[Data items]
[start]

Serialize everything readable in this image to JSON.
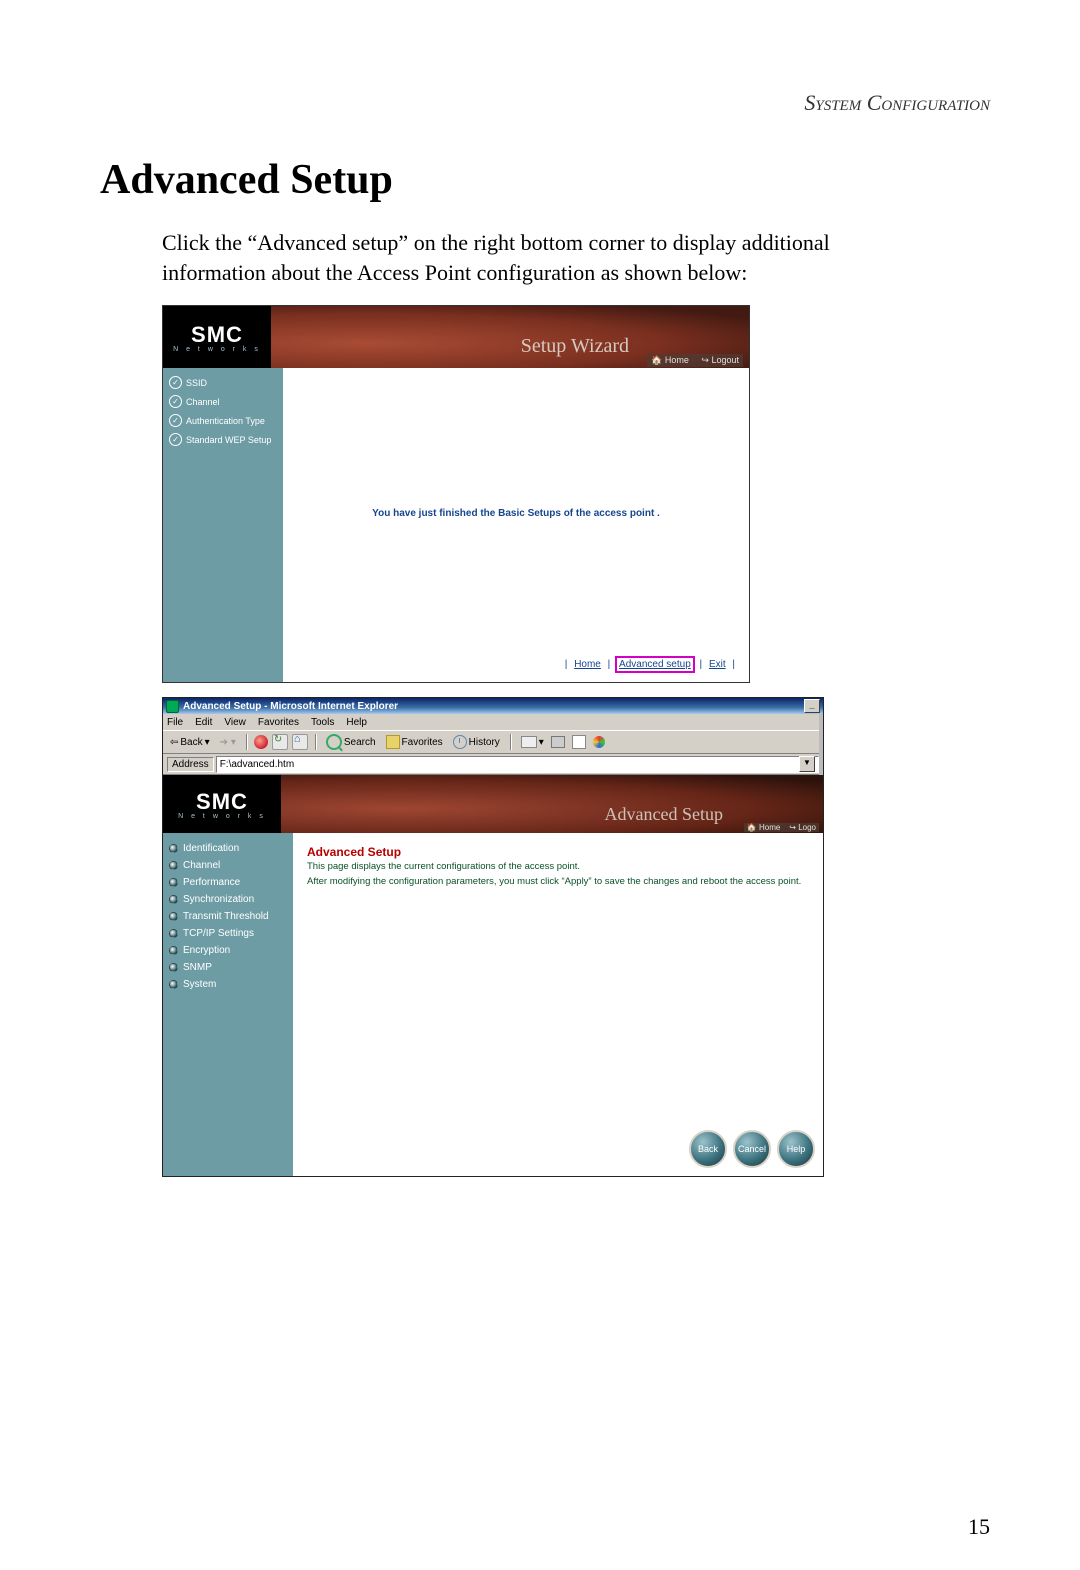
{
  "header": {
    "section": "System Configuration"
  },
  "title": "Advanced Setup",
  "intro": "Click the “Advanced setup” on the right bottom corner to display additional information about the Access Point configuration as shown below:",
  "page_number": "15",
  "shot1": {
    "logo": {
      "main": "SMC",
      "sub": "N e t w o r k s"
    },
    "banner_title": "Setup Wizard",
    "banner_home": "Home",
    "banner_logout": "Logout",
    "sidebar": {
      "items": [
        {
          "label": "SSID"
        },
        {
          "label": "Channel"
        },
        {
          "label": "Authentication Type"
        },
        {
          "label": "Standard WEP Setup"
        }
      ]
    },
    "message": "You have just finished the Basic Setups of the access point .",
    "footer": {
      "home": "Home",
      "advanced": "Advanced setup",
      "exit": "Exit"
    }
  },
  "shot2": {
    "window_title": "Advanced Setup - Microsoft Internet Explorer",
    "menu": {
      "file": "File",
      "edit": "Edit",
      "view": "View",
      "favorites": "Favorites",
      "tools": "Tools",
      "help": "Help"
    },
    "toolbar": {
      "back": "Back",
      "search": "Search",
      "favorites": "Favorites",
      "history": "History"
    },
    "address_label": "Address",
    "address_value": "F:\\advanced.htm",
    "logo": {
      "main": "SMC",
      "sub": "N e t w o r k s"
    },
    "banner_title": "Advanced Setup",
    "banner_home": "Home",
    "banner_logout": "Logo",
    "sidebar": {
      "items": [
        {
          "label": "Identification"
        },
        {
          "label": "Channel"
        },
        {
          "label": "Performance"
        },
        {
          "label": "Synchronization"
        },
        {
          "label": "Transmit Threshold"
        },
        {
          "label": "TCP/IP Settings"
        },
        {
          "label": "Encryption"
        },
        {
          "label": "SNMP"
        },
        {
          "label": "System"
        }
      ]
    },
    "content": {
      "heading": "Advanced Setup",
      "line1": "This page displays the current configurations of the access point.",
      "line2": "After modifying the configuration parameters, you must click “Apply” to save the changes and reboot the access point."
    },
    "buttons": {
      "back": "Back",
      "cancel": "Cancel",
      "help": "Help"
    }
  }
}
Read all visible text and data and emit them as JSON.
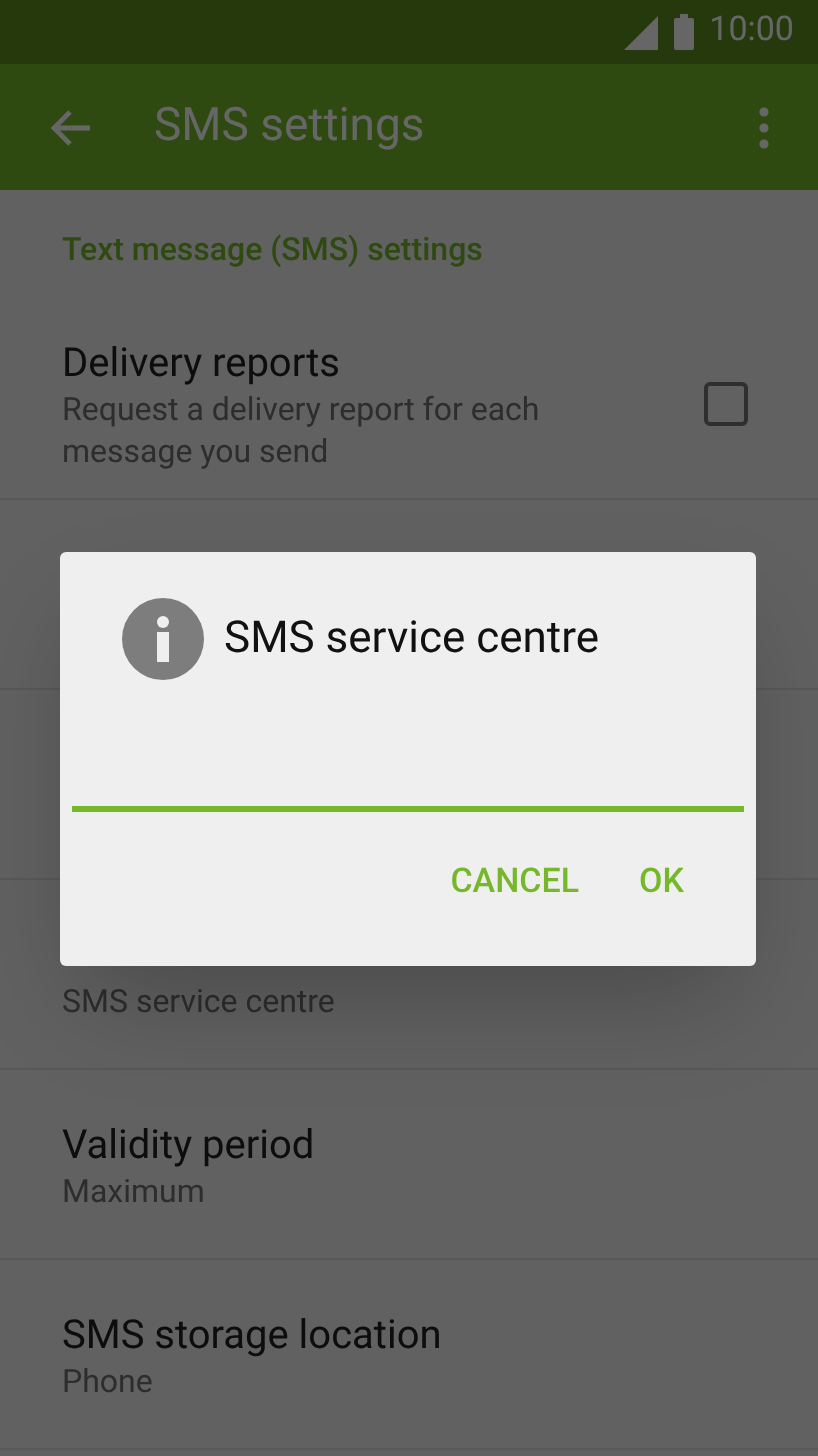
{
  "status_bar": {
    "time": "10:00"
  },
  "app_bar": {
    "title": "SMS settings"
  },
  "section_header": "Text message (SMS) settings",
  "settings": [
    {
      "kind": "checkbox",
      "title": "Delivery reports",
      "summary": "Request a delivery report for each message you send",
      "checked": false
    },
    {
      "kind": "value",
      "summary": "SMS service centre"
    },
    {
      "kind": "value",
      "title": "Validity period",
      "summary": "Maximum"
    },
    {
      "kind": "value",
      "title": "SMS storage location",
      "summary": "Phone"
    }
  ],
  "dialog": {
    "title": "SMS service centre",
    "buttons": [
      "CANCEL",
      "OK"
    ]
  }
}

[end]

* [Written instruction] Write out each entry exactly as given, but skip the pictures.

* [Answer for the task]
Serialize everything readable in this image to JSON.
{
  "header": {
    "section": "System Configuration"
  },
  "title": "Advanced Setup",
  "intro": "Click the “Advanced setup” on the right bottom corner to display additional information about the Access Point configuration as shown below:",
  "page_number": "15",
  "shot1": {
    "logo": {
      "main": "SMC",
      "sub": "N e t w o r k s"
    },
    "banner_title": "Setup Wizard",
    "banner_home": "Home",
    "banner_logout": "Logout",
    "sidebar": {
      "items": [
        {
          "label": "SSID"
        },
        {
          "label": "Channel"
        },
        {
          "label": "Authentication Type"
        },
        {
          "label": "Standard WEP Setup"
        }
      ]
    },
    "message": "You have just finished the Basic Setups of the access point .",
    "footer": {
      "home": "Home",
      "advanced": "Advanced setup",
      "exit": "Exit"
    }
  },
  "shot2": {
    "window_title": "Advanced Setup - Microsoft Internet Explorer",
    "menu": {
      "file": "File",
      "edit": "Edit",
      "view": "View",
      "favorites": "Favorites",
      "tools": "Tools",
      "help": "Help"
    },
    "toolbar": {
      "back": "Back",
      "search": "Search",
      "favorites": "Favorites",
      "history": "History"
    },
    "address_label": "Address",
    "address_value": "F:\\advanced.htm",
    "logo": {
      "main": "SMC",
      "sub": "N e t w o r k s"
    },
    "banner_title": "Advanced Setup",
    "banner_home": "Home",
    "banner_logout": "Logo",
    "sidebar": {
      "items": [
        {
          "label": "Identification"
        },
        {
          "label": "Channel"
        },
        {
          "label": "Performance"
        },
        {
          "label": "Synchronization"
        },
        {
          "label": "Transmit Threshold"
        },
        {
          "label": "TCP/IP Settings"
        },
        {
          "label": "Encryption"
        },
        {
          "label": "SNMP"
        },
        {
          "label": "System"
        }
      ]
    },
    "content": {
      "heading": "Advanced Setup",
      "line1": "This page displays the current configurations of the access point.",
      "line2": "After modifying the configuration parameters, you must click “Apply” to save the changes and reboot the access point."
    },
    "buttons": {
      "back": "Back",
      "cancel": "Cancel",
      "help": "Help"
    }
  }
}
Read all visible text and data and emit them as JSON.
{
  "status_bar": {
    "time": "10:00"
  },
  "app_bar": {
    "title": "SMS settings"
  },
  "section_header": "Text message (SMS) settings",
  "settings": [
    {
      "kind": "checkbox",
      "title": "Delivery reports",
      "summary": "Request a delivery report for each message you send",
      "checked": false
    },
    {
      "kind": "value",
      "summary": "SMS service centre"
    },
    {
      "kind": "value",
      "title": "Validity period",
      "summary": "Maximum"
    },
    {
      "kind": "value",
      "title": "SMS storage location",
      "summary": "Phone"
    }
  ],
  "dialog": {
    "title": "SMS service centre",
    "buttons": [
      "CANCEL",
      "OK"
    ]
  }
}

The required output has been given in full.